#### GIVEN INSTRUCTION:
Can you reproduce the data beneath, keeping every line exact?

#### DATA FOR THE TASK:

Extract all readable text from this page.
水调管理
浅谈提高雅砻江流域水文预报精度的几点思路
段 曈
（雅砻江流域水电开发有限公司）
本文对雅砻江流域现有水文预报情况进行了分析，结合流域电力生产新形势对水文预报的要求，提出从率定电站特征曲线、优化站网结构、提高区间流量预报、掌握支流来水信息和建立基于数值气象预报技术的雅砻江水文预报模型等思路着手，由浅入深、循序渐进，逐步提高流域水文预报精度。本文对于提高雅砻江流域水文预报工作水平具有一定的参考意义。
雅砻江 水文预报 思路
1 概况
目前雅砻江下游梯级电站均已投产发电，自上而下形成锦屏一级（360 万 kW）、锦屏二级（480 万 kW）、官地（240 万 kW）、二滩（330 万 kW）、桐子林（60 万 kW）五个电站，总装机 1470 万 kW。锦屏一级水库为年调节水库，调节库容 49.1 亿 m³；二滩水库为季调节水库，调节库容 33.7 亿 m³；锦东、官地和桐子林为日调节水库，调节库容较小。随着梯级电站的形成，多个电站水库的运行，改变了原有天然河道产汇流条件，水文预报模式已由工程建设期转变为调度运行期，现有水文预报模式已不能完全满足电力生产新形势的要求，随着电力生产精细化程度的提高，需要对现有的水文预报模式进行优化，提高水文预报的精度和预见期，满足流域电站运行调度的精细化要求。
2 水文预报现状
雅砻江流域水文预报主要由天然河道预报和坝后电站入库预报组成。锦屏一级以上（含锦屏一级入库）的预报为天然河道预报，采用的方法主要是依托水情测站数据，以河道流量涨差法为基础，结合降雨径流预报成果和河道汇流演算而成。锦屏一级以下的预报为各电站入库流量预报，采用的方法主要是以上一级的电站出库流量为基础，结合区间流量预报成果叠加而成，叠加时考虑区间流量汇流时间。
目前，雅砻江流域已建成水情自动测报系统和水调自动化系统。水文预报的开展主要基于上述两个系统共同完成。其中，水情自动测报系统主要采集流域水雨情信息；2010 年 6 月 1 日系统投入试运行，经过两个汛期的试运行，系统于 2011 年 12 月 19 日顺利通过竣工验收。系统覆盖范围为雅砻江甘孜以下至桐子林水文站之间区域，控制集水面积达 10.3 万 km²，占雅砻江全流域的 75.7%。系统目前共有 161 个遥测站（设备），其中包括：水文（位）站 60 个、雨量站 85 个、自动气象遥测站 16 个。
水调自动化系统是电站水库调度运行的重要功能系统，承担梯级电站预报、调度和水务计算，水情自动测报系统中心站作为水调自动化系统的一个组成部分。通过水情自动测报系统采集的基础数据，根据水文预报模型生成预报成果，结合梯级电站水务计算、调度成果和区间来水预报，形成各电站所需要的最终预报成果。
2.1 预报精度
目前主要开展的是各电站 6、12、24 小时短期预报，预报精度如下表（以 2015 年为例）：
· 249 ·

#### TASK OUTPUT:
Extract all readable text from this page.
水调管理
浅谈提高雅砻江流域水文预报精度的几点思路
段 曈
（雅砻江流域水电开发有限公司）
本文对雅砻江流域现有水文预报情况进行了分析，结合流域电力生产新形势对水文预报的要求，提出从率定电站特征曲线、优化站网结构、提高区间流量预报、掌握支流来水信息和建立基于数值气象预报技术的雅砻江水文预报模型等思路着手，由浅入深、循序渐进，逐步提高流域水文预报精度。本文对于提高雅砻江流域水文预报工作水平具有一定的参考意义。
雅砻江 水文预报 思路
1 概况
目前雅砻江下游梯级电站均已投产发电，自上而下形成锦屏一级（360 万 kW）、锦屏二级（480 万 kW）、官地（240 万 kW）、二滩（330 万 kW）、桐子林（60 万 kW）五个电站，总装机 1470 万 kW。锦屏一级水库为年调节水库，调节库容 49.1 亿 m³；二滩水库为季调节水库，调节库容 33.7 亿 m³；锦东、官地和桐子林为日调节水库，调节库容较小。随着梯级电站的形成，多个电站水库的运行，改变了原有天然河道产汇流条件，水文预报模式已由工程建设期转变为调度运行期，现有水文预报模式已不能完全满足电力生产新形势的要求，随着电力生产精细化程度的提高，需要对现有的水文预报模式进行优化，提高水文预报的精度和预见期，满足流域电站运行调度的精细化要求。
2 水文预报现状
雅砻江流域水文预报主要由天然河道预报和坝后电站入库预报组成。锦屏一级以上（含锦屏一级入库）的预报为天然河道预报，采用的方法主要是依托水情测站数据，以河道流量涨差法为基础，结合降雨径流预报成果和河道汇流演算而成。锦屏一级以下的预报为各电站入库流量预报，采用的方法主要是以上一级的电站出库流量为基础，结合区间流量预报成果叠加而成，叠加时考虑区间流量汇流时间。
目前，雅砻江流域已建成水情自动测报系统和水调自动化系统。水文预报的开展主要基于上述两个系统共同完成。其中，水情自动测报系统主要采集流域水雨情信息；2010 年 6 月 1 日系统投入试运行，经过两个汛期的试运行，系统于 2011 年 12 月 19 日顺利通过竣工验收。系统覆盖范围为雅砻江甘孜以下至桐子林水文站之间区域，控制集水面积达 10.3 万 km²，占雅砻江全流域的 75.7%。系统目前共有 161 个遥测站（设备），其中包括：水文（位）站 60 个、雨量站 85 个、自动气象遥测站 16 个。
水调自动化系统是电站水库调度运行的重要功能系统，承担梯级电站预报、调度和水务计算，水情自动测报系统中心站作为水调自动化系统的一个组成部分。通过水情自动测报系统采集的基础数据，根据水文预报模型生成预报成果，结合梯级电站水务计算、调度成果和区间来水预报，形成各电站所需要的最终预报成果。
2.1 预报精度
目前主要开展的是各电站 6、12、24 小时短期预报，预报精度如下表（以 2015 年为例）：
· 249 ·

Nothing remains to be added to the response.